- [Dataset records]
=-=-=

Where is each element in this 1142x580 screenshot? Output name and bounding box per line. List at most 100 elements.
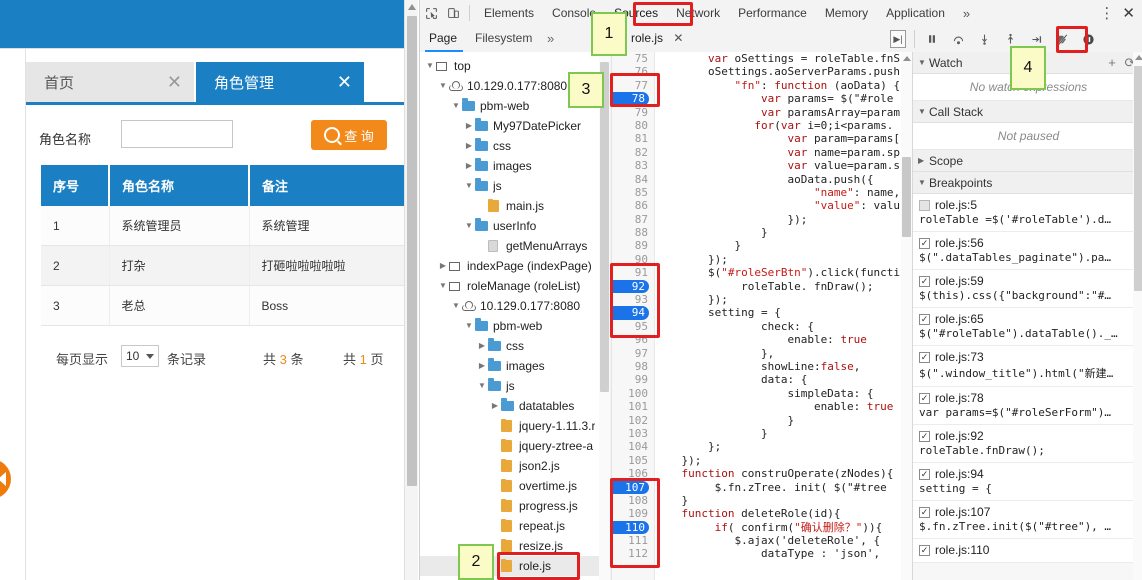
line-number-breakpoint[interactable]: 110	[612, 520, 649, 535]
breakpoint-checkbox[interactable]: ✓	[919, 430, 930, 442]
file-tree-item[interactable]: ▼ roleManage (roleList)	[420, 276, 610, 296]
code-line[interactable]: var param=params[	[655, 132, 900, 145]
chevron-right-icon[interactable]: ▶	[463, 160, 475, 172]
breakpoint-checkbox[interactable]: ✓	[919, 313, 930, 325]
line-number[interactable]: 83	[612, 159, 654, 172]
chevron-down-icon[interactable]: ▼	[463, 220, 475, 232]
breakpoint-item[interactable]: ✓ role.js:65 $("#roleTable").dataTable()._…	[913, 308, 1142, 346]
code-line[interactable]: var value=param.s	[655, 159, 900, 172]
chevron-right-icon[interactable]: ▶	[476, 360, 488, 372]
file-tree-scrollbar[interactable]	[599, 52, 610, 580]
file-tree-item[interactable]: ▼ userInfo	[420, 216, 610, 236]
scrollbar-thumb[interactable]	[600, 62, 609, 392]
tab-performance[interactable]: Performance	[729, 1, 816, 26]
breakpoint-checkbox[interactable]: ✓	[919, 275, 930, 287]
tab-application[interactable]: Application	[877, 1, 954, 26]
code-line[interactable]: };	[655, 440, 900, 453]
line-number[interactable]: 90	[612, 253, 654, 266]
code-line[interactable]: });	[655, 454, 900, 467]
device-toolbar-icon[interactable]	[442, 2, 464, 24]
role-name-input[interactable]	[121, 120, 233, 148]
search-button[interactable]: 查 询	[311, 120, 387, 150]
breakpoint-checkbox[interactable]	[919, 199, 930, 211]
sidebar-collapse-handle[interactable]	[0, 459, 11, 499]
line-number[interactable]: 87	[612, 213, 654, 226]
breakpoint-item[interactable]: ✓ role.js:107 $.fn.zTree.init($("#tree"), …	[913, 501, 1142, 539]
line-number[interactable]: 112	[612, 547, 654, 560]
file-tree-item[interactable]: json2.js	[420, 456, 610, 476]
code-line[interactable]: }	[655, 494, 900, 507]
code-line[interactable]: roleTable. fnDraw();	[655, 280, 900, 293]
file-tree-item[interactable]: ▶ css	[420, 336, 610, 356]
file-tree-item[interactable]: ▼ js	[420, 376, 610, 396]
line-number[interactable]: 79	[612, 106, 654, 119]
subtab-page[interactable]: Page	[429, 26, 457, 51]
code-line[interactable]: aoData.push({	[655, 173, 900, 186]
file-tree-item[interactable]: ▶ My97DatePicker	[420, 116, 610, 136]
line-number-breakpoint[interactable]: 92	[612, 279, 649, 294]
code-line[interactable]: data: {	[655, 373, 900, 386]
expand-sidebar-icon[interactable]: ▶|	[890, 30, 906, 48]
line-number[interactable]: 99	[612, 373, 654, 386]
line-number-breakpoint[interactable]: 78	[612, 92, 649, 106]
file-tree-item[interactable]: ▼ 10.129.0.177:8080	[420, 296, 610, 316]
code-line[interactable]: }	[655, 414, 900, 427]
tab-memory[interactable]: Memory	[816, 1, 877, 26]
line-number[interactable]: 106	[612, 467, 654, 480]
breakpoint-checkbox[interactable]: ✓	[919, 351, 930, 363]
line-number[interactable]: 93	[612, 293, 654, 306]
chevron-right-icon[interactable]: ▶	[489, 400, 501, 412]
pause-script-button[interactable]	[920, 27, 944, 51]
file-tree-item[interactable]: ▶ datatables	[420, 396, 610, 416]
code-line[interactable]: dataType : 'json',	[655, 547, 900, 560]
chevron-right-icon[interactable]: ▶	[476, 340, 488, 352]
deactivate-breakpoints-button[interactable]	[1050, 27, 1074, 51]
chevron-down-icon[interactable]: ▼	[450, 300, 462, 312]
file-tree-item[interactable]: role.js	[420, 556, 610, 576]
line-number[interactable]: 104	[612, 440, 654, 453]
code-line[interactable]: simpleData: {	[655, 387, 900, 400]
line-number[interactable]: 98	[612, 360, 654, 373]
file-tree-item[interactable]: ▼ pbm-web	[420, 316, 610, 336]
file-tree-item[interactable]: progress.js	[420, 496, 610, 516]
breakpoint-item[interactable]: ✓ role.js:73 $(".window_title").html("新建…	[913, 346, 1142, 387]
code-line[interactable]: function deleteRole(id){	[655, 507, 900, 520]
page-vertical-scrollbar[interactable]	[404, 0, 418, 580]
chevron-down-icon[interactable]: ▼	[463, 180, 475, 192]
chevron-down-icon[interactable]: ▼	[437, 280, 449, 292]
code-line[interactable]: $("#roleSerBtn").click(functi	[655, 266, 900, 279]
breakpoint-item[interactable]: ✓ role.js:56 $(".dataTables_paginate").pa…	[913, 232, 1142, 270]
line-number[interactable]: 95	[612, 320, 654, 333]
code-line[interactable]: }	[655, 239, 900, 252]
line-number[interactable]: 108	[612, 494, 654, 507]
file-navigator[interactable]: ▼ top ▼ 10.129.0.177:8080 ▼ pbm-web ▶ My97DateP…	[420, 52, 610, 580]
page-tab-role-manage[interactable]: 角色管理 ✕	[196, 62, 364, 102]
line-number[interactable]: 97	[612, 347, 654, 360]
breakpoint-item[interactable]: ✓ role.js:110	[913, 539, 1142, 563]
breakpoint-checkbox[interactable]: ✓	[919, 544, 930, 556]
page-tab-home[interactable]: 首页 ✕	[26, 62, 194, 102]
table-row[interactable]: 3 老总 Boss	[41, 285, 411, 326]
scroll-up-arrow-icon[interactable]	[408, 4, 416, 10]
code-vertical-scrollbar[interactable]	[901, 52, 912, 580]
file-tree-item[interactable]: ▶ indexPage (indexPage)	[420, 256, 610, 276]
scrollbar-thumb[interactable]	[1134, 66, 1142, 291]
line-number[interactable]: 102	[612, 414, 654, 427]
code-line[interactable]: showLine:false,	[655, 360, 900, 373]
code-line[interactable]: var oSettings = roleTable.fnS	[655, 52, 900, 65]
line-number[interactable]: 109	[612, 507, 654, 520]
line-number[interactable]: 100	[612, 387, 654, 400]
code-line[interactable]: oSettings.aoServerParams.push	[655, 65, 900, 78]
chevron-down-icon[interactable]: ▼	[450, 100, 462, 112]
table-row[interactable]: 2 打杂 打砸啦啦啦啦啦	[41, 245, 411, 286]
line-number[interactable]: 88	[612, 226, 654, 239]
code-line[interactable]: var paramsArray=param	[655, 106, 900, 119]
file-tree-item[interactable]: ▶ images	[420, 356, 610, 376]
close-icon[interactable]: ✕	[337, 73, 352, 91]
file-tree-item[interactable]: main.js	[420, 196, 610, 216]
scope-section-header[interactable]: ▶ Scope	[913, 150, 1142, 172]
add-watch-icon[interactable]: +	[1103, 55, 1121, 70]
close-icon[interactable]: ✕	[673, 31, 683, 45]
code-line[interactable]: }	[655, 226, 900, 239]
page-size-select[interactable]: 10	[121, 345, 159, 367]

=-=-=

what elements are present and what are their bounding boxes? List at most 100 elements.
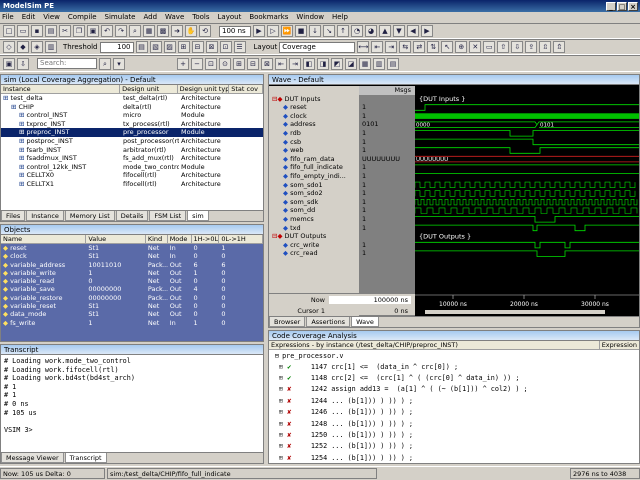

=-=-=

- [Task instructions]
Return verbatim the stretch of material above from the line containing "Where is each" through the line containing "313, 930, 325]", with both lines included. Omit the pictures.

- [Result of the exercise]
Where is each element in this 1142x580 screenshot? Output name and bounding box per line. List at most 100 elements.
line-number-breakpoint[interactable]: 110	[612, 520, 649, 535]
breakpoint-checkbox[interactable]: ✓	[919, 430, 930, 442]
file-tree-item[interactable]: ▼ roleManage (roleList)	[420, 276, 610, 296]
code-line[interactable]: var param=params[	[655, 132, 900, 145]
chevron-right-icon[interactable]: ▶	[463, 160, 475, 172]
breakpoint-checkbox[interactable]: ✓	[919, 313, 930, 325]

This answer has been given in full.